WHAT YOU ARE ASKED TO DO>
Copy each line that contains the word "FFFFFF".

DATA EXCERPTS>
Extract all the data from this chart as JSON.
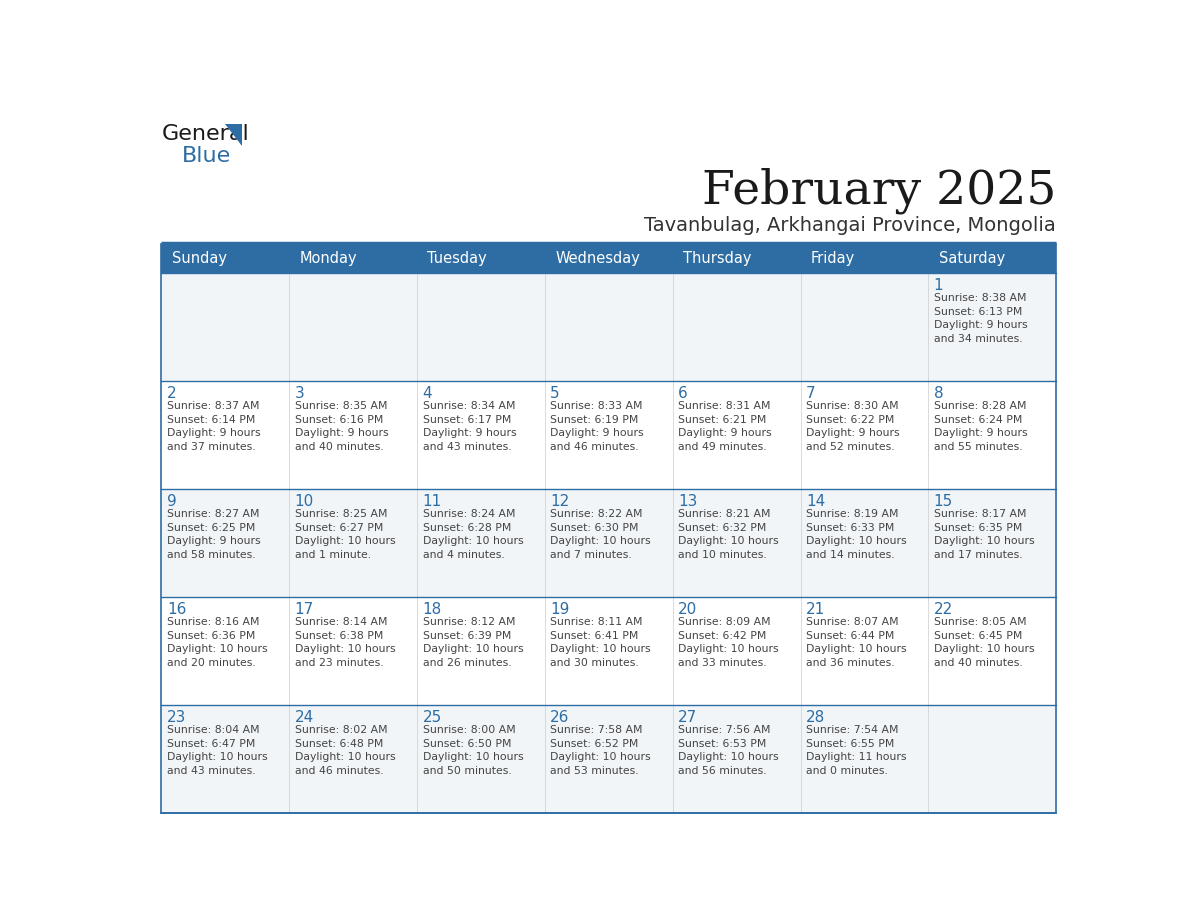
{
  "title": "February 2025",
  "subtitle": "Tavanbulag, Arkhangai Province, Mongolia",
  "header_bg": "#2E6DA4",
  "header_text_color": "#FFFFFF",
  "cell_bg_light": "#F0F4F8",
  "cell_bg_white": "#FFFFFF",
  "day_number_color": "#2E6DA4",
  "cell_text_color": "#444444",
  "border_color": "#2E6DA4",
  "row_divider_color": "#2E6DA4",
  "days_of_week": [
    "Sunday",
    "Monday",
    "Tuesday",
    "Wednesday",
    "Thursday",
    "Friday",
    "Saturday"
  ],
  "weeks": [
    [
      {
        "day": null,
        "info": null
      },
      {
        "day": null,
        "info": null
      },
      {
        "day": null,
        "info": null
      },
      {
        "day": null,
        "info": null
      },
      {
        "day": null,
        "info": null
      },
      {
        "day": null,
        "info": null
      },
      {
        "day": 1,
        "info": "Sunrise: 8:38 AM\nSunset: 6:13 PM\nDaylight: 9 hours\nand 34 minutes."
      }
    ],
    [
      {
        "day": 2,
        "info": "Sunrise: 8:37 AM\nSunset: 6:14 PM\nDaylight: 9 hours\nand 37 minutes."
      },
      {
        "day": 3,
        "info": "Sunrise: 8:35 AM\nSunset: 6:16 PM\nDaylight: 9 hours\nand 40 minutes."
      },
      {
        "day": 4,
        "info": "Sunrise: 8:34 AM\nSunset: 6:17 PM\nDaylight: 9 hours\nand 43 minutes."
      },
      {
        "day": 5,
        "info": "Sunrise: 8:33 AM\nSunset: 6:19 PM\nDaylight: 9 hours\nand 46 minutes."
      },
      {
        "day": 6,
        "info": "Sunrise: 8:31 AM\nSunset: 6:21 PM\nDaylight: 9 hours\nand 49 minutes."
      },
      {
        "day": 7,
        "info": "Sunrise: 8:30 AM\nSunset: 6:22 PM\nDaylight: 9 hours\nand 52 minutes."
      },
      {
        "day": 8,
        "info": "Sunrise: 8:28 AM\nSunset: 6:24 PM\nDaylight: 9 hours\nand 55 minutes."
      }
    ],
    [
      {
        "day": 9,
        "info": "Sunrise: 8:27 AM\nSunset: 6:25 PM\nDaylight: 9 hours\nand 58 minutes."
      },
      {
        "day": 10,
        "info": "Sunrise: 8:25 AM\nSunset: 6:27 PM\nDaylight: 10 hours\nand 1 minute."
      },
      {
        "day": 11,
        "info": "Sunrise: 8:24 AM\nSunset: 6:28 PM\nDaylight: 10 hours\nand 4 minutes."
      },
      {
        "day": 12,
        "info": "Sunrise: 8:22 AM\nSunset: 6:30 PM\nDaylight: 10 hours\nand 7 minutes."
      },
      {
        "day": 13,
        "info": "Sunrise: 8:21 AM\nSunset: 6:32 PM\nDaylight: 10 hours\nand 10 minutes."
      },
      {
        "day": 14,
        "info": "Sunrise: 8:19 AM\nSunset: 6:33 PM\nDaylight: 10 hours\nand 14 minutes."
      },
      {
        "day": 15,
        "info": "Sunrise: 8:17 AM\nSunset: 6:35 PM\nDaylight: 10 hours\nand 17 minutes."
      }
    ],
    [
      {
        "day": 16,
        "info": "Sunrise: 8:16 AM\nSunset: 6:36 PM\nDaylight: 10 hours\nand 20 minutes."
      },
      {
        "day": 17,
        "info": "Sunrise: 8:14 AM\nSunset: 6:38 PM\nDaylight: 10 hours\nand 23 minutes."
      },
      {
        "day": 18,
        "info": "Sunrise: 8:12 AM\nSunset: 6:39 PM\nDaylight: 10 hours\nand 26 minutes."
      },
      {
        "day": 19,
        "info": "Sunrise: 8:11 AM\nSunset: 6:41 PM\nDaylight: 10 hours\nand 30 minutes."
      },
      {
        "day": 20,
        "info": "Sunrise: 8:09 AM\nSunset: 6:42 PM\nDaylight: 10 hours\nand 33 minutes."
      },
      {
        "day": 21,
        "info": "Sunrise: 8:07 AM\nSunset: 6:44 PM\nDaylight: 10 hours\nand 36 minutes."
      },
      {
        "day": 22,
        "info": "Sunrise: 8:05 AM\nSunset: 6:45 PM\nDaylight: 10 hours\nand 40 minutes."
      }
    ],
    [
      {
        "day": 23,
        "info": "Sunrise: 8:04 AM\nSunset: 6:47 PM\nDaylight: 10 hours\nand 43 minutes."
      },
      {
        "day": 24,
        "info": "Sunrise: 8:02 AM\nSunset: 6:48 PM\nDaylight: 10 hours\nand 46 minutes."
      },
      {
        "day": 25,
        "info": "Sunrise: 8:00 AM\nSunset: 6:50 PM\nDaylight: 10 hours\nand 50 minutes."
      },
      {
        "day": 26,
        "info": "Sunrise: 7:58 AM\nSunset: 6:52 PM\nDaylight: 10 hours\nand 53 minutes."
      },
      {
        "day": 27,
        "info": "Sunrise: 7:56 AM\nSunset: 6:53 PM\nDaylight: 10 hours\nand 56 minutes."
      },
      {
        "day": 28,
        "info": "Sunrise: 7:54 AM\nSunset: 6:55 PM\nDaylight: 11 hours\nand 0 minutes."
      },
      {
        "day": null,
        "info": null
      }
    ]
  ]
}
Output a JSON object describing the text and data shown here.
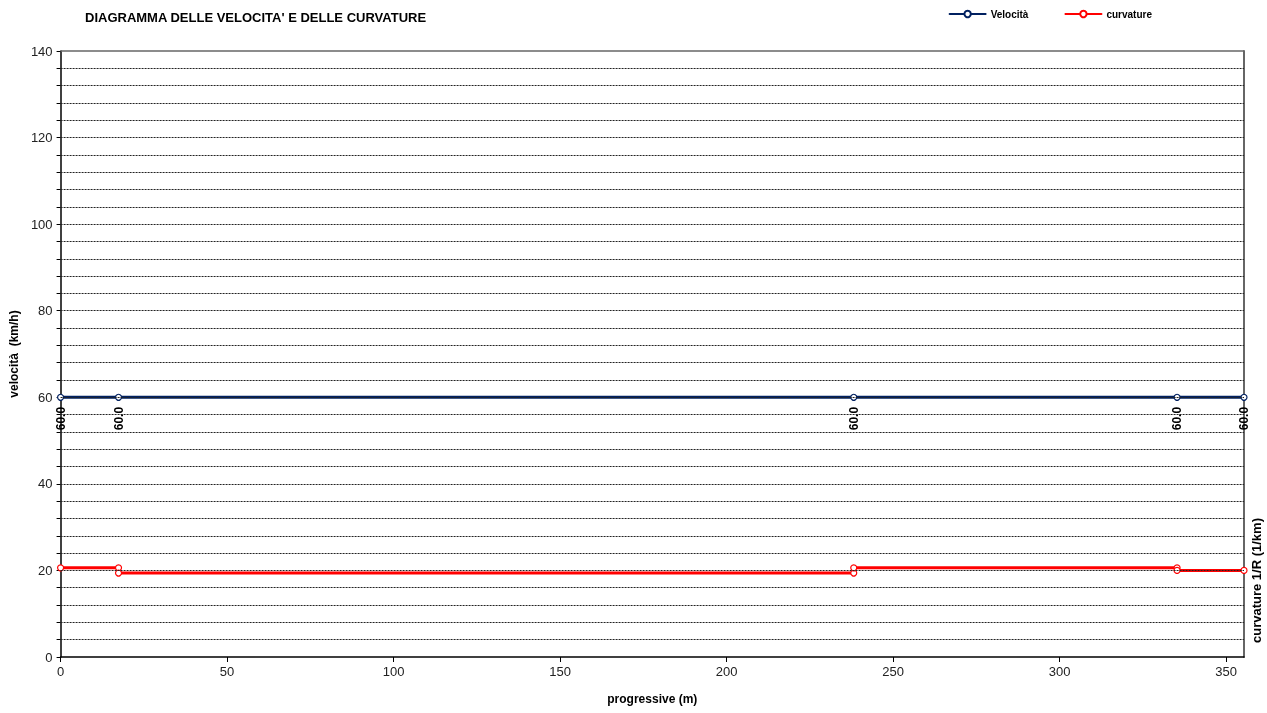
{
  "chart_data": {
    "type": "line",
    "title": "DIAGRAMMA DELLE VELOCITA' E DELLE CURVATURE",
    "xlabel": "progressive (m)",
    "ylabel": "velocità  (km/h)",
    "y2label": "curvature 1/R (1/km)",
    "xlim": [
      0,
      355.4
    ],
    "xticks": [
      0,
      50,
      100,
      150,
      200,
      250,
      300,
      350
    ],
    "ylim": [
      0,
      140
    ],
    "yticks": [
      0,
      {
        "value": 4,
        "label": null
      },
      {
        "value": 8,
        "label": null
      },
      {
        "value": 12,
        "label": null
      },
      {
        "value": 16,
        "label": null
      },
      20,
      {
        "value": 24,
        "label": null
      },
      {
        "value": 28,
        "label": null
      },
      {
        "value": 32,
        "label": null
      },
      {
        "value": 36,
        "label": null
      },
      40,
      {
        "value": 44,
        "label": null
      },
      {
        "value": 48,
        "label": null
      },
      {
        "value": 52,
        "label": null
      },
      {
        "value": 56,
        "label": null
      },
      60,
      {
        "value": 64,
        "label": null
      },
      {
        "value": 68,
        "label": null
      },
      {
        "value": 72,
        "label": null
      },
      {
        "value": 76,
        "label": null
      },
      80,
      {
        "value": 84,
        "label": null
      },
      {
        "value": 88,
        "label": null
      },
      {
        "value": 92,
        "label": null
      },
      {
        "value": 96,
        "label": null
      },
      100,
      {
        "value": 104,
        "label": null
      },
      {
        "value": 108,
        "label": null
      },
      {
        "value": 112,
        "label": null
      },
      {
        "value": 116,
        "label": null
      },
      120,
      {
        "value": 124,
        "label": null
      },
      {
        "value": 128,
        "label": null
      },
      {
        "value": 132,
        "label": null
      },
      {
        "value": 136,
        "label": null
      },
      140
    ],
    "grid": "y",
    "legend": "top right",
    "marker": "circle",
    "line_style": "solid",
    "series": [
      {
        "name": "Velocità",
        "color": "#002060",
        "x": [
          0,
          17.4,
          238.2,
          335.3,
          355.4
        ],
        "values": [
          60,
          60,
          60,
          60,
          60
        ],
        "value_labels": [
          "60.0",
          "60.0",
          "60.0",
          "60.0",
          "60.0"
        ]
      },
      {
        "name": "curvature",
        "color": "#ff0000",
        "x": [
          0,
          17.4,
          17.4,
          238.2,
          238.2,
          335.3,
          335.3,
          355.4
        ],
        "values": [
          20.6,
          20.6,
          19.4,
          19.4,
          20.6,
          20.6,
          20.0,
          20.0
        ]
      }
    ]
  }
}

OUTPUT OF THE EXERCISE>
  "header_text_color": "#FFFFFF",
  "cell_bg_white": "#FFFFFF",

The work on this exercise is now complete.